* _Task statement_: What follows is a set of records; repeat all of them exactly.

* _Available data_:
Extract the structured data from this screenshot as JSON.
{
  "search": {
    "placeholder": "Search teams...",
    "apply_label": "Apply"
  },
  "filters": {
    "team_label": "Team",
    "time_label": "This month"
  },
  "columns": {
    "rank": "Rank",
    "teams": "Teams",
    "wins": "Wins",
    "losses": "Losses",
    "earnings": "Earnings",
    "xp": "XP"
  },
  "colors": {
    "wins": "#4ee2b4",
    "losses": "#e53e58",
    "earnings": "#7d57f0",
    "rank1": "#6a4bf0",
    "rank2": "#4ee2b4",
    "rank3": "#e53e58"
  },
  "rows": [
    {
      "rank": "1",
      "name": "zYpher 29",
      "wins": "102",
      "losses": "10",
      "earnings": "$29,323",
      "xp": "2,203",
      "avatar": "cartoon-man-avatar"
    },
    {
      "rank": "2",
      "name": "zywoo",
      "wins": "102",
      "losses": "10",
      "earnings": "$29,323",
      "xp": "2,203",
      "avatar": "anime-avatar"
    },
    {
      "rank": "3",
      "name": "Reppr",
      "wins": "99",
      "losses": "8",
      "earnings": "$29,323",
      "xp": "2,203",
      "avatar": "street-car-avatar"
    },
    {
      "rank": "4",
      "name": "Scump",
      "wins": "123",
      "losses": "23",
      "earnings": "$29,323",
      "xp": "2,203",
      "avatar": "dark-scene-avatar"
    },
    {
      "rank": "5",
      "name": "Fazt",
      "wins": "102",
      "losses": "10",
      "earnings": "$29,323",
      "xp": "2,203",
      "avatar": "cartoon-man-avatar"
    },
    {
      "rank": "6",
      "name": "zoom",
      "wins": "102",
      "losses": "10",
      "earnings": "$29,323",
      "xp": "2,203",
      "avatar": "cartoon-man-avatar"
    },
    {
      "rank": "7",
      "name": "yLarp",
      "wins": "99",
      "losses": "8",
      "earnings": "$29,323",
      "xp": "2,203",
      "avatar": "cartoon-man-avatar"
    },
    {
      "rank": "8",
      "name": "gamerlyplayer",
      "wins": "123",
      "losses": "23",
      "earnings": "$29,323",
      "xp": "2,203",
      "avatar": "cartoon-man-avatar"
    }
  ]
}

* _Result of this task_:
Extract the structured data from this screenshot as JSON.
{
  "search": {
    "placeholder": "Search teams...",
    "apply_label": "Apply"
  },
  "filters": {
    "team_label": "Team",
    "time_label": "This month"
  },
  "columns": {
    "rank": "Rank",
    "teams": "Teams",
    "wins": "Wins",
    "losses": "Losses",
    "earnings": "Earnings",
    "xp": "XP"
  },
  "colors": {
    "wins": "#4ee2b4",
    "losses": "#e53e58",
    "earnings": "#7d57f0",
    "rank1": "#6a4bf0",
    "rank2": "#4ee2b4",
    "rank3": "#e53e58"
  },
  "rows": [
    {
      "rank": "1",
      "name": "zYpher 29",
      "wins": "102",
      "losses": "10",
      "earnings": "$29,323",
      "xp": "2,203",
      "avatar": "cartoon-man-avatar"
    },
    {
      "rank": "2",
      "name": "zywoo",
      "wins": "102",
      "losses": "10",
      "earnings": "$29,323",
      "xp": "2,203",
      "avatar": "anime-avatar"
    },
    {
      "rank": "3",
      "name": "Reppr",
      "wins": "99",
      "losses": "8",
      "earnings": "$29,323",
      "xp": "2,203",
      "avatar": "street-car-avatar"
    },
    {
      "rank": "4",
      "name": "Scump",
      "wins": "123",
      "losses": "23",
      "earnings": "$29,323",
      "xp": "2,203",
      "avatar": "dark-scene-avatar"
    },
    {
      "rank": "5",
      "name": "Fazt",
      "wins": "102",
      "losses": "10",
      "earnings": "$29,323",
      "xp": "2,203",
      "avatar": "cartoon-man-avatar"
    },
    {
      "rank": "6",
      "name": "zoom",
      "wins": "102",
      "losses": "10",
      "earnings": "$29,323",
      "xp": "2,203",
      "avatar": "cartoon-man-avatar"
    },
    {
      "rank": "7",
      "name": "yLarp",
      "wins": "99",
      "losses": "8",
      "earnings": "$29,323",
      "xp": "2,203",
      "avatar": "cartoon-man-avatar"
    },
    {
      "rank": "8",
      "name": "gamerlyplayer",
      "wins": "123",
      "losses": "23",
      "earnings": "$29,323",
      "xp": "2,203",
      "avatar": "cartoon-man-avatar"
    }
  ]
}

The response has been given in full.